Exercise brief: What is needed here is an exact copy of every entry.

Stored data
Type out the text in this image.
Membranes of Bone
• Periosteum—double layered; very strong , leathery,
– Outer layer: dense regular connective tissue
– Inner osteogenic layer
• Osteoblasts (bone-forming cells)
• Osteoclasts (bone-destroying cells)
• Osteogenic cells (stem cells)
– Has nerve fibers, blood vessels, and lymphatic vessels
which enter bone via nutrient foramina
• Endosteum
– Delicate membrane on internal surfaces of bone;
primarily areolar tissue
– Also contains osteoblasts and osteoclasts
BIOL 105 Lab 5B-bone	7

Exercise response:
Type out the text in this image.
Membranes of Bone
• Periosteum—double layered; very strong , leathery,
– Outer layer: dense regular connective tissue
– Inner osteogenic layer
• Osteoblasts (bone-forming cells)
• Osteoclasts (bone-destroying cells)
• Osteogenic cells (stem cells)
– Has nerve fibers, blood vessels, and lymphatic vessels
which enter bone via nutrient foramina
• Endosteum
– Delicate membrane on internal surfaces of bone;
primarily areolar tissue
– Also contains osteoblasts and osteoclasts
BIOL 105 Lab 5B-bone	7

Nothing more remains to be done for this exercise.